╭─ SUPPLIED RECORDS

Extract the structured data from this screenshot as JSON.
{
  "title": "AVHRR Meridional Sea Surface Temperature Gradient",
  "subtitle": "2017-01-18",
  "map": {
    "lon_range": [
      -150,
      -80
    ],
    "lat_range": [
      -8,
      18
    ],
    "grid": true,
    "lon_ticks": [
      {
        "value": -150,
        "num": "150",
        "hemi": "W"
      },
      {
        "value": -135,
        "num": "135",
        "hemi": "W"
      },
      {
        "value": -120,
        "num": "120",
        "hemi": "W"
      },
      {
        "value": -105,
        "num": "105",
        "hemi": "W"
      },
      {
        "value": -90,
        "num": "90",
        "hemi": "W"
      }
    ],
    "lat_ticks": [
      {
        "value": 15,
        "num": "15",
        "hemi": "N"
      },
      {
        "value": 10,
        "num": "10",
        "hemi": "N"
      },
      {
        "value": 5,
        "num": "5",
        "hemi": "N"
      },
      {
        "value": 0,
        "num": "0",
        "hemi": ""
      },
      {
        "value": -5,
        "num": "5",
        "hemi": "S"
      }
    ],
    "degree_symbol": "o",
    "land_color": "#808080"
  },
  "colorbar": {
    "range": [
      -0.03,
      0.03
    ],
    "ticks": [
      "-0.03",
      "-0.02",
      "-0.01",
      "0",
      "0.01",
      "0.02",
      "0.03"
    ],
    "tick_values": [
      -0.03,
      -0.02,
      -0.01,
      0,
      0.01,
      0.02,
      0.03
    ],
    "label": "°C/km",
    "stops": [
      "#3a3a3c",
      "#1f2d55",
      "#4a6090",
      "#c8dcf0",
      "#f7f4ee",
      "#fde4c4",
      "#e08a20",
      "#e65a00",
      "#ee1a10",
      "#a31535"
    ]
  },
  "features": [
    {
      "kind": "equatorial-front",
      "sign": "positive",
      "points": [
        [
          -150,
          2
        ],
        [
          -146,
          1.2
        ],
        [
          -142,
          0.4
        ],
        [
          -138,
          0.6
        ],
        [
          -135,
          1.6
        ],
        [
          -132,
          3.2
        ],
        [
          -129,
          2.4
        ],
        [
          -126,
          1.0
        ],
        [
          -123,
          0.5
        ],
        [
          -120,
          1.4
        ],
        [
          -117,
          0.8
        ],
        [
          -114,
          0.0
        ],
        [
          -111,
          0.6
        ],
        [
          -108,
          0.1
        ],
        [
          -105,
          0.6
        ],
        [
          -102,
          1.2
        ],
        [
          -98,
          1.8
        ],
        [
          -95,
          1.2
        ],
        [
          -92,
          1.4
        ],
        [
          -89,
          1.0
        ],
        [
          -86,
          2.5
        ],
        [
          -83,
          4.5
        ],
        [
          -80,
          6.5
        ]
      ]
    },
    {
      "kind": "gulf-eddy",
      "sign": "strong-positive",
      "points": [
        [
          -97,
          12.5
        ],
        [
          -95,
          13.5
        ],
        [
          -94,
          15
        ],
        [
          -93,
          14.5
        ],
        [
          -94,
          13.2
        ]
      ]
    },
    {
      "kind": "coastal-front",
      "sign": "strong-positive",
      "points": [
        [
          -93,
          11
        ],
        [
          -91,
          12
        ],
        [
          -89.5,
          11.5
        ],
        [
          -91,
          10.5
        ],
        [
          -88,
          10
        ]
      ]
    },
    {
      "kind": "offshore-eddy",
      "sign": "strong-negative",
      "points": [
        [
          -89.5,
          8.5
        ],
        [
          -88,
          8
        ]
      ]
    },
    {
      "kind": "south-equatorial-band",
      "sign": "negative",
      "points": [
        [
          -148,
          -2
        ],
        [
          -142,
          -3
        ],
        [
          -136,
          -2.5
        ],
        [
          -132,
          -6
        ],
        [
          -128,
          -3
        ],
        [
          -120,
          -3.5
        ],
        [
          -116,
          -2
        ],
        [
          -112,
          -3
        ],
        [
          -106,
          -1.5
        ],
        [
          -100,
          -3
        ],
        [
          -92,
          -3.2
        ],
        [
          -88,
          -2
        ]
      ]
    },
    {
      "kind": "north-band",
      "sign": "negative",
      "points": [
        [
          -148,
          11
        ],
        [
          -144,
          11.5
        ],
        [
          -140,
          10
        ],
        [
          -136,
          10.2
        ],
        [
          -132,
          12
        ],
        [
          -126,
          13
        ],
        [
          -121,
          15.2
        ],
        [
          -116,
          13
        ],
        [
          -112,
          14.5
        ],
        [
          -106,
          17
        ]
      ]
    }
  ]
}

╰─

### EXERCISE TASK:
Tell how many lines contain the word "equatorial", using only the number.

### EXPECTED ANSWER:
2